ОТРЫВОК ТЕКСТА>
=====

Останется народная примета,
чтоб сторожей пугать издалека,
да медленная туча до рассвета
протянется, как черная рука.
Все кончилось, а мы едва задеты,
и день наполовину не ослеп.
В Донском теперь бесплатные пакеты
и дождик, собирающий на хлеб.
Случилось что-то непоправимое, беда, но «нас не задело»: мы продолжаем жить, хотя жизнь ушла. Все, что есть теперь, – обыденность, не нужные никому пакеты, дождик. Стихотворение о непроявленном снимке сообщало о недоступном мире, следующее за ним – о времени, которое ушло: все кончилось.
У стихотворения странные отношения со временем. Первая строфа рассказывает о том, что случится, из «сейчас» в «будущее». Вторая начинается с прошлого: «все кончилось». Затем наступает настоящее: «мы едва задеты». Что-то происходит со временем, и неясно, из какой точки говорит стихотворение, это все когда? Кажется, будто никогда, будто время кончилось. Это усиливает ощущение непоправимости случившегося. Но что случилось?
В одном из стихотворений книги М.А. «В метре от нас» были такие строки:
Прежний возьми букварь,
чтобы сказать про нас.
Прежнего изнутри
буквы перебери.
Стихи М.А. живут внутри противоречия: поэзия в новом мире – и после уже написанного и после уже пережитого – невозможна, но эту невозможность поэзия должна решить. Быть, хотя быть нельзя. Каждому айзенберговскому стихотворению приходится заново преодолевать это сопротивление, разрешать этот кризис. Часто решение – в поиске новой участи для прежнего букваря: «буквы перебери». «Останется народная примета…» следует этому призыву.
Не отдавая себе отчета, я читаю фразу «да медленная туча до рассвета протянется, как черная рука» сразу двумя способами. Туча дотянется до того места, где начался рассвет, и туча будет на небе до тех пор, пока не случится рассвет. Слово, указывающее на время («рассвет»), оказывается там, где ждешь указания на место. «Черная рука» перекликается с «народной приметой», вытаскивая детские страшилки о черной-черной руке в черной-черной комнате. Эти темнота и чернота усиливаются строчкой «день наполовину не ослеп». Ослепший день – это ночь. И еще, возможно, внутри спрятан слепой дождь, как называют дождь, идущий при свете солнца.
«Дождик, собирающий на хлеб» можно читать как метонимию, перенос: кто-то собирает милостыню (бабушка, стоящая у Донского?), идет дождь, и кажется, что он тоже собирает на хлеб. Этот дождь тихий, копеечный, жалостливый, просящий – о ливне или грозе не скажешь, что они собирают на хлеб.
«Дождик» рождается из протянутой руки медленной тучи: тот, кто просит милостыню, стоит с протянутой рукой. Срабатывает «прием возвращающихся героев», и ожидание грозы возвращается мелким дождиком. Об этом и все стихотворение: было что-то значительное, что-то большое – теперь пустота, мелочь; в начале грозная туча, в конце – бедный дождик. Чем обыденнее этот «дождик», тем отчетливее ощущается, что произошла катастрофа.
Но что же произошло?

=====

[Данные о координатах разметки]
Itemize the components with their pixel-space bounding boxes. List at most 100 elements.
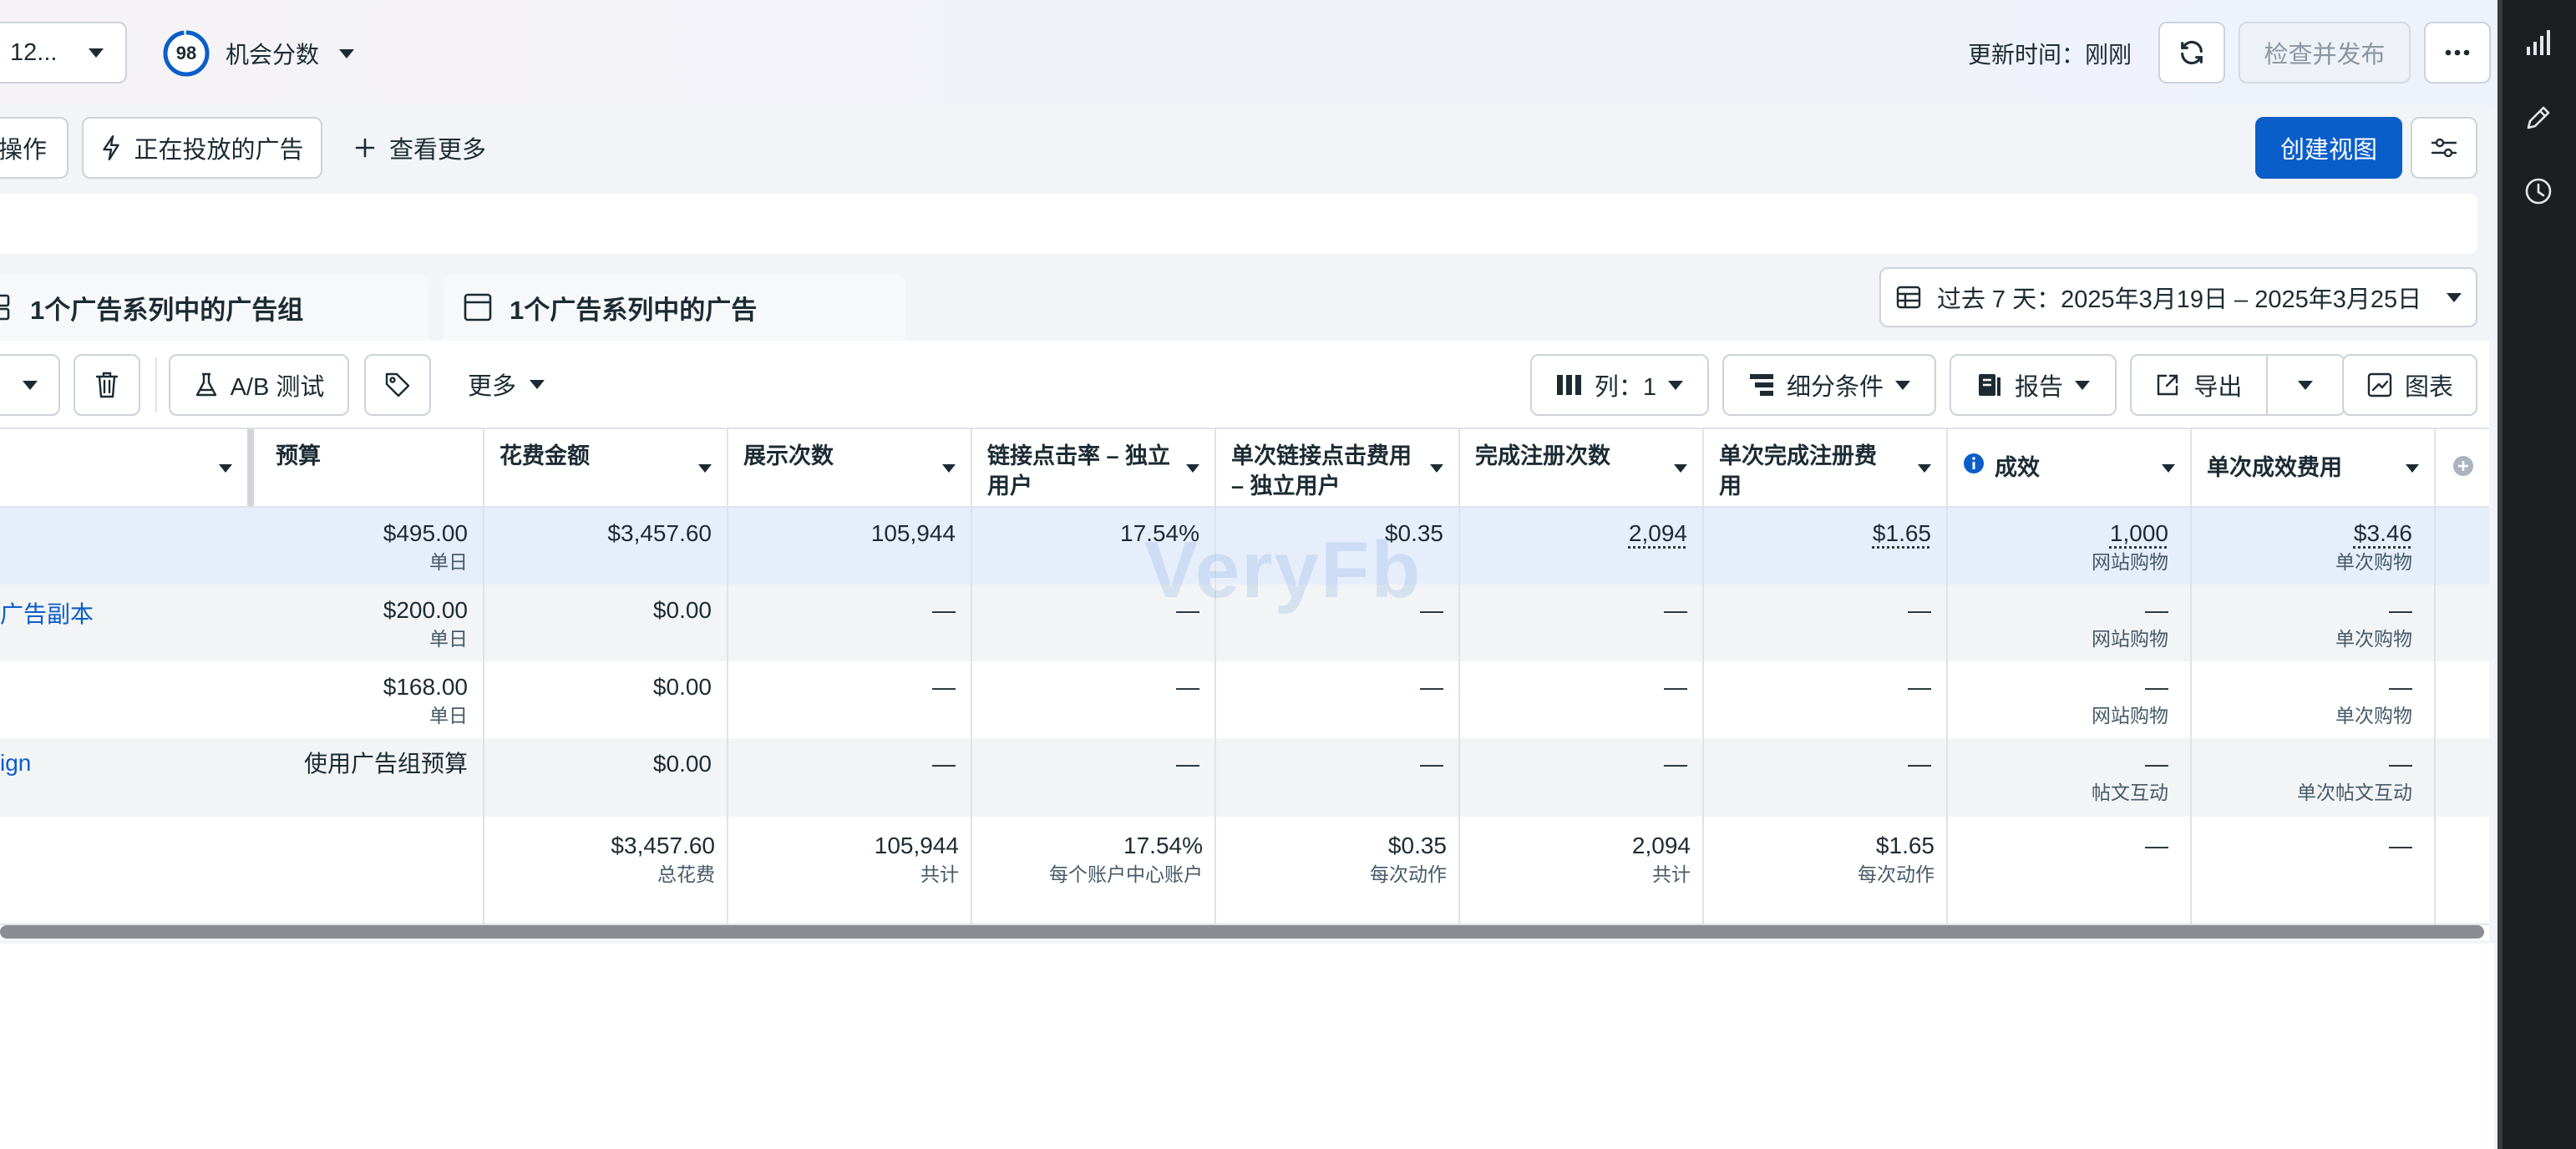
pencil-icon[interactable] bbox=[2524, 104, 2553, 132]
ad-icon bbox=[464, 293, 492, 321]
chevron-down-icon bbox=[530, 379, 545, 389]
search-filter-input[interactable] bbox=[0, 194, 2477, 254]
total-ctr-subtext: 每个账户中心账户 bbox=[1049, 863, 1203, 885]
columns-label: 列：1 bbox=[1594, 374, 1657, 401]
date-range-picker[interactable]: 过去 7 天：2025年3月19日 – 2025年3月25日 bbox=[1879, 267, 2477, 327]
column-header-budget[interactable]: 预算 bbox=[261, 429, 484, 508]
tag-icon bbox=[385, 372, 410, 397]
table-icon bbox=[1896, 286, 1921, 309]
column-header-results[interactable]: 成效 bbox=[1948, 429, 2192, 508]
column-header-cpc[interactable]: 单次链接点击费用 – 独立用户 bbox=[1216, 429, 1460, 508]
tab-ads[interactable]: 1个广告系列中的广告 bbox=[443, 274, 905, 341]
refresh-button[interactable] bbox=[2158, 22, 2225, 84]
opportunity-score[interactable]: 98 机会分数 bbox=[162, 28, 355, 78]
column-header-registrations[interactable]: 完成注册次数 bbox=[1460, 429, 1704, 508]
header-label: 成效 bbox=[1995, 455, 2040, 480]
total-registrations-value: 2,094 bbox=[1631, 833, 1691, 858]
chevron-down-icon bbox=[89, 48, 104, 58]
more-dropdown[interactable]: 更多 bbox=[468, 367, 545, 401]
review-publish-button[interactable]: 检查并发布 bbox=[2239, 22, 2411, 84]
chevron-down-icon bbox=[23, 380, 38, 390]
total-results-value: — bbox=[2145, 833, 2168, 858]
row-name-link[interactable]: 广告副本 bbox=[0, 596, 94, 630]
budget-value: $495.00 bbox=[383, 520, 468, 546]
cost-per-registration-value: — bbox=[1908, 597, 1931, 623]
table-row[interactable]: $168.00 单日 $0.00 — — — — — — 网站购物 — 单次购物 bbox=[0, 661, 2489, 740]
account-selector[interactable]: 12... bbox=[0, 22, 127, 84]
date-range-label: 过去 7 天：2025年3月19日 – 2025年3月25日 bbox=[1936, 286, 2422, 313]
cost-per-registration-value: — bbox=[1908, 751, 1931, 777]
header-label: 预算 bbox=[276, 443, 321, 468]
create-view-label: 创建视图 bbox=[2279, 137, 2377, 164]
info-icon[interactable] bbox=[1963, 453, 1985, 474]
cost-per-result-value: — bbox=[2389, 597, 2412, 623]
ab-test-button[interactable]: A/B 测试 bbox=[169, 354, 349, 416]
registrations-value: — bbox=[1664, 597, 1687, 623]
ctr-value: — bbox=[1176, 751, 1199, 777]
account-label: 12... bbox=[10, 38, 58, 66]
chevron-down-icon bbox=[339, 48, 355, 58]
budget-subtext: 单日 bbox=[429, 628, 468, 650]
reports-button[interactable]: 报告 bbox=[1950, 354, 2117, 416]
columns-icon bbox=[1556, 375, 1581, 395]
chart-button[interactable]: 图表 bbox=[2342, 354, 2477, 416]
chevron-down-icon bbox=[2447, 292, 2462, 302]
more-options-button[interactable] bbox=[2424, 22, 2491, 84]
export-icon bbox=[2158, 374, 2178, 396]
budget-value: 使用广告组预算 bbox=[303, 751, 468, 777]
add-column-button[interactable] bbox=[2436, 429, 2489, 508]
trash-icon bbox=[95, 372, 119, 398]
column-header-ctr[interactable]: 链接点击率 – 独立用户 bbox=[972, 429, 1216, 508]
create-view-button[interactable]: 创建视图 bbox=[2255, 117, 2402, 179]
column-header-cost-per-registration[interactable]: 单次完成注册费用 bbox=[1704, 429, 1948, 508]
total-registrations-subtext: 共计 bbox=[1652, 863, 1691, 885]
header-label: 链接点击率 – 独立用户 bbox=[987, 443, 1171, 499]
column-header-name[interactable] bbox=[0, 429, 247, 508]
header-label: 展示次数 bbox=[743, 443, 834, 468]
ctr-value: — bbox=[1176, 674, 1199, 700]
cost-per-registration-value[interactable]: $1.65 bbox=[1704, 518, 1931, 549]
registrations-value[interactable]: 2,094 bbox=[1460, 518, 1687, 549]
tag-button[interactable] bbox=[364, 354, 431, 416]
edit-dropdown-button[interactable] bbox=[0, 354, 60, 416]
cpc-value: — bbox=[1420, 751, 1443, 777]
results-value[interactable]: 1,000 bbox=[1948, 518, 2168, 549]
tab-ad-sets[interactable]: 1个广告系列中的广告组 bbox=[0, 274, 429, 341]
breakdown-icon bbox=[1749, 374, 1773, 396]
toolbar-divider bbox=[155, 357, 157, 413]
clock-icon[interactable] bbox=[2524, 177, 2553, 205]
total-ctr-value: 17.54% bbox=[1123, 833, 1203, 858]
horizontal-scrollbar[interactable] bbox=[0, 925, 2484, 939]
header-label: 花费金额 bbox=[499, 443, 590, 468]
cost-per-result-value: — bbox=[2389, 674, 2412, 700]
breakdown-button[interactable]: 细分条件 bbox=[1722, 354, 1936, 416]
active-ads-filter[interactable]: 正在投放的广告 bbox=[82, 117, 322, 179]
columns-button[interactable]: 列：1 bbox=[1530, 354, 1709, 416]
export-options-button[interactable] bbox=[2268, 356, 2344, 414]
actions-button[interactable]: 操作 bbox=[0, 117, 68, 179]
spend-value: $0.00 bbox=[652, 597, 712, 623]
see-more-button[interactable]: 查看更多 bbox=[354, 125, 486, 170]
export-button[interactable]: 导出 bbox=[2132, 356, 2268, 414]
results-subtext: 帖文互动 bbox=[2092, 782, 2168, 803]
delete-button[interactable] bbox=[74, 354, 140, 416]
table-row[interactable]: ign 使用广告组预算 $0.00 — — — — — — 帖文互动 — 单次帖文互… bbox=[0, 738, 2489, 818]
total-cost-per-result-value: — bbox=[2389, 833, 2412, 858]
column-header-cost-per-result[interactable]: 单次成效费用 bbox=[2192, 429, 2436, 508]
results-subtext: 网站购物 bbox=[2092, 551, 2168, 573]
bar-chart-icon[interactable] bbox=[2524, 28, 2553, 57]
column-header-impressions[interactable]: 展示次数 bbox=[728, 429, 972, 508]
refresh-icon bbox=[2181, 40, 2203, 65]
export-button-group: 导出 bbox=[2130, 354, 2345, 416]
view-settings-button[interactable] bbox=[2411, 117, 2477, 179]
cost-per-result-value[interactable]: $3.46 bbox=[2192, 518, 2412, 549]
column-header-spend[interactable]: 花费金额 bbox=[484, 429, 728, 508]
results-value: — bbox=[2145, 597, 2168, 623]
ad-sets-icon bbox=[0, 294, 10, 321]
review-publish-label: 检查并发布 bbox=[2264, 42, 2386, 68]
cost-per-result-value: — bbox=[2389, 751, 2412, 777]
chevron-down-icon bbox=[2075, 380, 2090, 390]
row-name-link[interactable]: ign bbox=[0, 750, 31, 777]
chevron-down-icon bbox=[1668, 380, 1684, 390]
actions-label: 操作 bbox=[0, 137, 47, 164]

=====

ЗАДАНИЕ>
Повторите слово в слово кусок разбора стихотворения от «В Донском теперь» до «сказать про нас.» включительно.

ОТВЕТ К ЗАДАНИЮ>
В Донском теперь бесплатные пакеты
и дождик, собирающий на хлеб.
Случилось что-то непоправимое, беда, но «нас не задело»: мы продолжаем жить, хотя жизнь ушла. Все, что есть теперь, – обыденность, не нужные никому пакеты, дождик. Стихотворение о непроявленном снимке сообщало о недоступном мире, следующее за ним – о времени, которое ушло: все кончилось.
У стихотворения странные отношения со временем. Первая строфа рассказывает о том, что случится, из «сейчас» в «будущее». Вторая начинается с прошлого: «все кончилось». Затем наступает настоящее: «мы едва задеты». Что-то происходит со временем, и неясно, из какой точки говорит стихотворение, это все когда? Кажется, будто никогда, будто время кончилось. Это усиливает ощущение непоправимости случившегося. Но что случилось?
В одном из стихотворений книги М.А. «В метре от нас» были такие строки:
Прежний возьми букварь,
чтобы сказать про нас.